### Input

— start —

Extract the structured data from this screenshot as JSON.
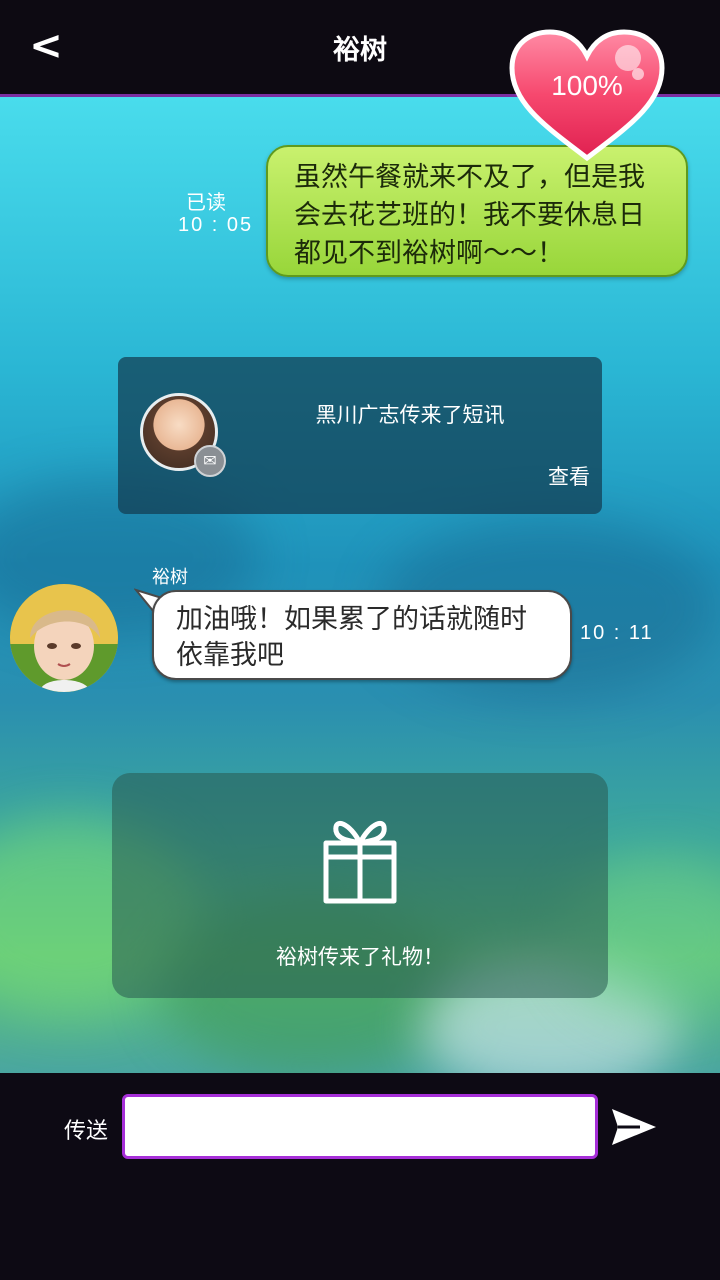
{
  "header": {
    "back_label": "<",
    "title": "裕树"
  },
  "affection": {
    "percent_label": "100%",
    "value": 100
  },
  "messages": {
    "sent": {
      "text": "虽然午餐就来不及了，但是我会去花艺班的！我不要休息日都见不到裕树啊～～！",
      "status": "已读",
      "time": "10 : 05"
    },
    "notice": {
      "text": "黑川广志传来了短讯",
      "action": "查看",
      "icon": "mail-icon"
    },
    "received": {
      "sender": "裕树",
      "text": "加油哦！如果累了的话就随时依靠我吧",
      "time": "10 : 11"
    },
    "gift": {
      "text": "裕树传来了礼物！",
      "icon": "gift-icon"
    }
  },
  "composer": {
    "send_label": "传送",
    "input_value": "",
    "send_icon": "send-arrow-icon"
  },
  "colors": {
    "sent_bubble": "#b4e657",
    "input_border": "#a62fd8",
    "heart": "#f0466a"
  }
}
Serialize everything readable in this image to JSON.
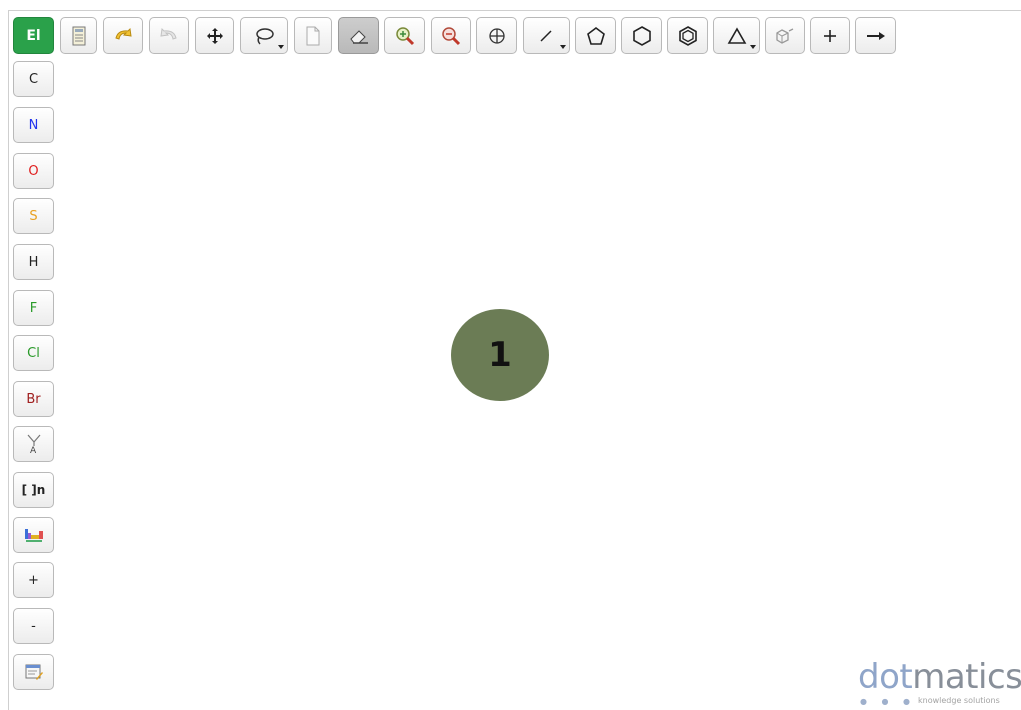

— end —

### Task description
Quote each entry above verbatim and drop the pictures.

### The reply
Extract the structured data from this screenshot as JSON.
{
  "header": {
    "back_label": "<",
    "title": "裕树"
  },
  "affection": {
    "percent_label": "100%",
    "value": 100
  },
  "messages": {
    "sent": {
      "text": "虽然午餐就来不及了，但是我会去花艺班的！我不要休息日都见不到裕树啊～～！",
      "status": "已读",
      "time": "10 : 05"
    },
    "notice": {
      "text": "黑川广志传来了短讯",
      "action": "查看",
      "icon": "mail-icon"
    },
    "received": {
      "sender": "裕树",
      "text": "加油哦！如果累了的话就随时依靠我吧",
      "time": "10 : 11"
    },
    "gift": {
      "text": "裕树传来了礼物！",
      "icon": "gift-icon"
    }
  },
  "composer": {
    "send_label": "传送",
    "input_value": "",
    "send_icon": "send-arrow-icon"
  },
  "colors": {
    "sent_bubble": "#b4e657",
    "input_border": "#a62fd8",
    "heart": "#f0466a"
  }
}
Serialize everything readable in this image to JSON.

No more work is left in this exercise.